-- Start --
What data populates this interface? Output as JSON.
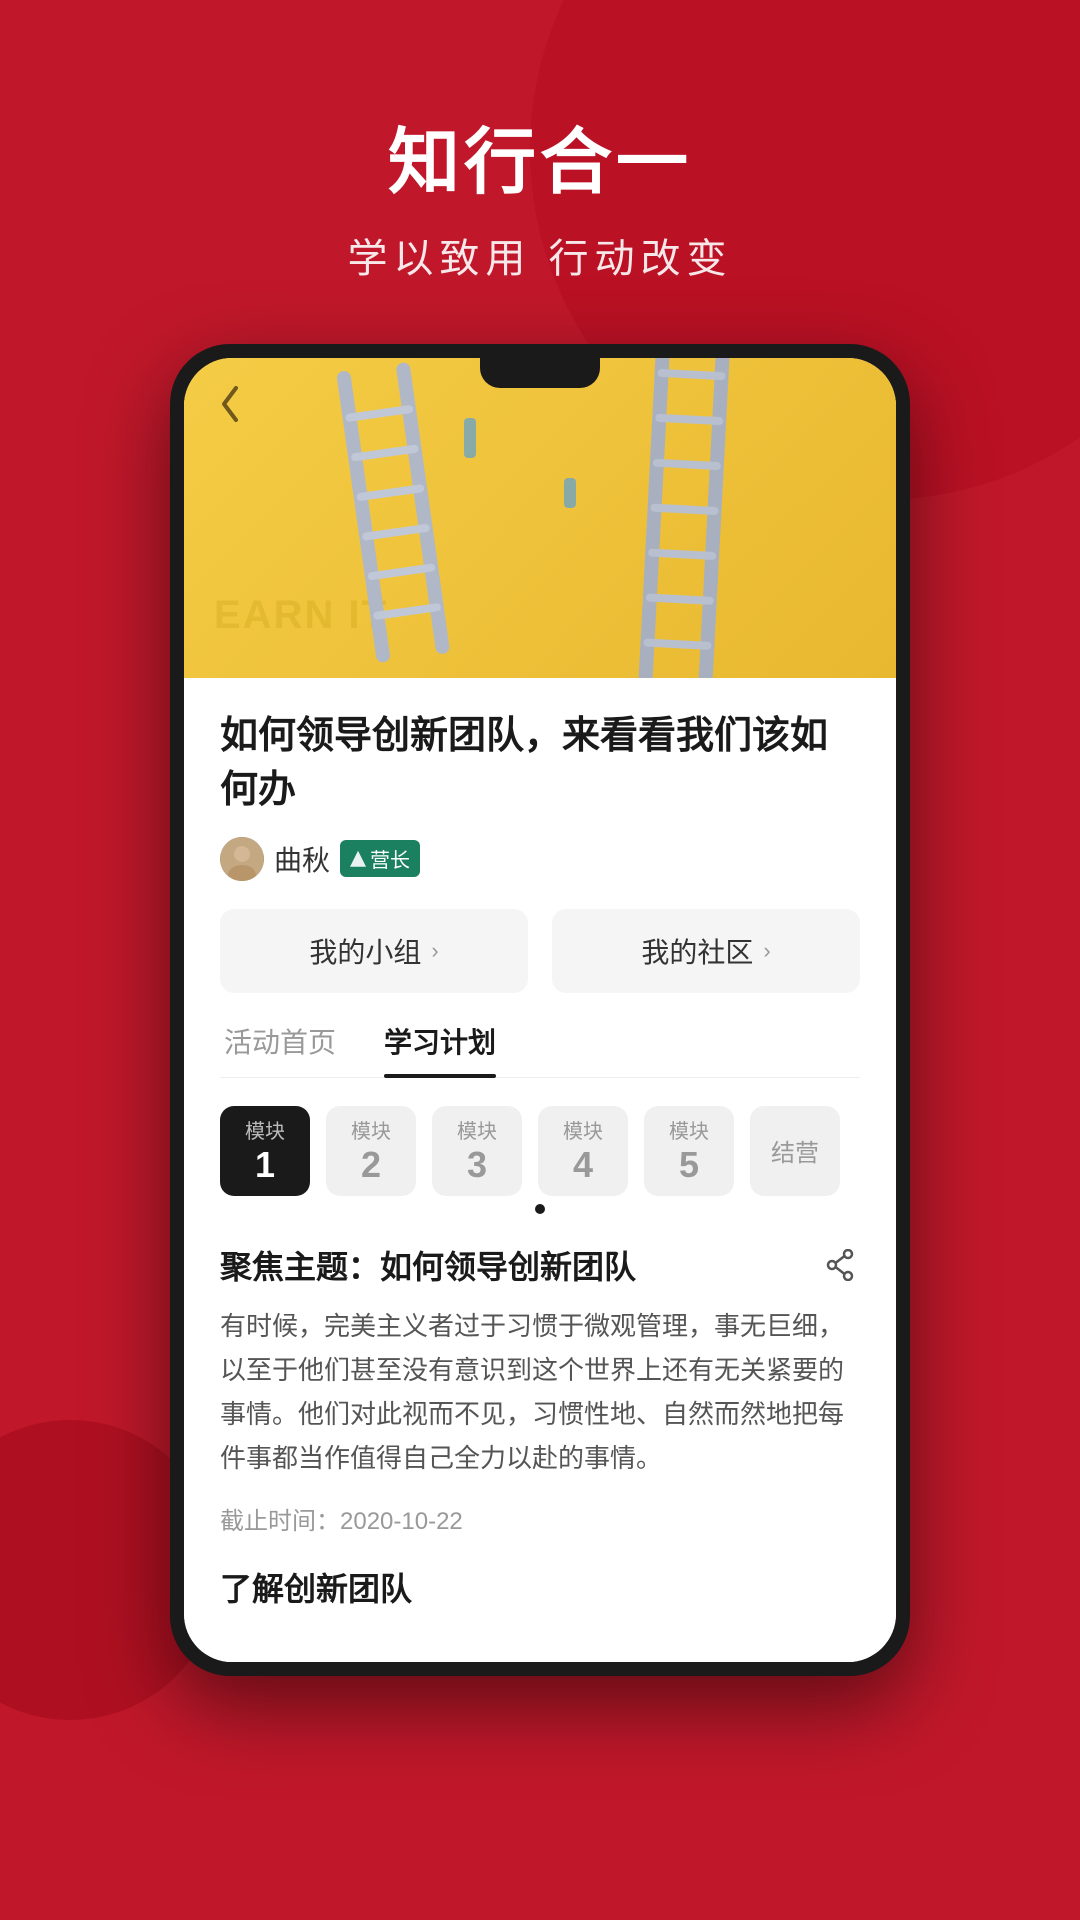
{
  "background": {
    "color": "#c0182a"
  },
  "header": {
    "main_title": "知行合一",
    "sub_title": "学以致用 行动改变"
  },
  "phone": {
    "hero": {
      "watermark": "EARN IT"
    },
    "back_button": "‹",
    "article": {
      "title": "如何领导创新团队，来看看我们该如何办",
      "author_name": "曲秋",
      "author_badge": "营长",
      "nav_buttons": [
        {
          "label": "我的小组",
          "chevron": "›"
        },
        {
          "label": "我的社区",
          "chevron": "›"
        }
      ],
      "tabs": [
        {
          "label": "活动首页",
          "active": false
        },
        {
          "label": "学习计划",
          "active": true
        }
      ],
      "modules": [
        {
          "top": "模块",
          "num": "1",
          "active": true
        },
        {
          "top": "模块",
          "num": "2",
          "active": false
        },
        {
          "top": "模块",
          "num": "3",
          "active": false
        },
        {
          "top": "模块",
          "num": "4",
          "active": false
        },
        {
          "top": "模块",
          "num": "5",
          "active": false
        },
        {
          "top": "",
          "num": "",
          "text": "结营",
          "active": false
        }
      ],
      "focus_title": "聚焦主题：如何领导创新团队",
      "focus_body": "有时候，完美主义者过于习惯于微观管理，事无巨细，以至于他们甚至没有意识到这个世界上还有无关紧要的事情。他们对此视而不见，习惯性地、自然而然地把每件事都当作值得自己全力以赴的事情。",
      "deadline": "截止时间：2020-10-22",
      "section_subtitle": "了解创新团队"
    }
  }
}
-- End --
Generate a word-for-word copy of the preceding records, excluding all pictures.

▸ **COMPLETED EXERCISE**
What data populates this interface? Output as JSON.
{
  "background": {
    "color": "#c0182a"
  },
  "header": {
    "main_title": "知行合一",
    "sub_title": "学以致用 行动改变"
  },
  "phone": {
    "hero": {
      "watermark": "EARN IT"
    },
    "back_button": "‹",
    "article": {
      "title": "如何领导创新团队，来看看我们该如何办",
      "author_name": "曲秋",
      "author_badge": "营长",
      "nav_buttons": [
        {
          "label": "我的小组",
          "chevron": "›"
        },
        {
          "label": "我的社区",
          "chevron": "›"
        }
      ],
      "tabs": [
        {
          "label": "活动首页",
          "active": false
        },
        {
          "label": "学习计划",
          "active": true
        }
      ],
      "modules": [
        {
          "top": "模块",
          "num": "1",
          "active": true
        },
        {
          "top": "模块",
          "num": "2",
          "active": false
        },
        {
          "top": "模块",
          "num": "3",
          "active": false
        },
        {
          "top": "模块",
          "num": "4",
          "active": false
        },
        {
          "top": "模块",
          "num": "5",
          "active": false
        },
        {
          "top": "",
          "num": "",
          "text": "结营",
          "active": false
        }
      ],
      "focus_title": "聚焦主题：如何领导创新团队",
      "focus_body": "有时候，完美主义者过于习惯于微观管理，事无巨细，以至于他们甚至没有意识到这个世界上还有无关紧要的事情。他们对此视而不见，习惯性地、自然而然地把每件事都当作值得自己全力以赴的事情。",
      "deadline": "截止时间：2020-10-22",
      "section_subtitle": "了解创新团队"
    }
  }
}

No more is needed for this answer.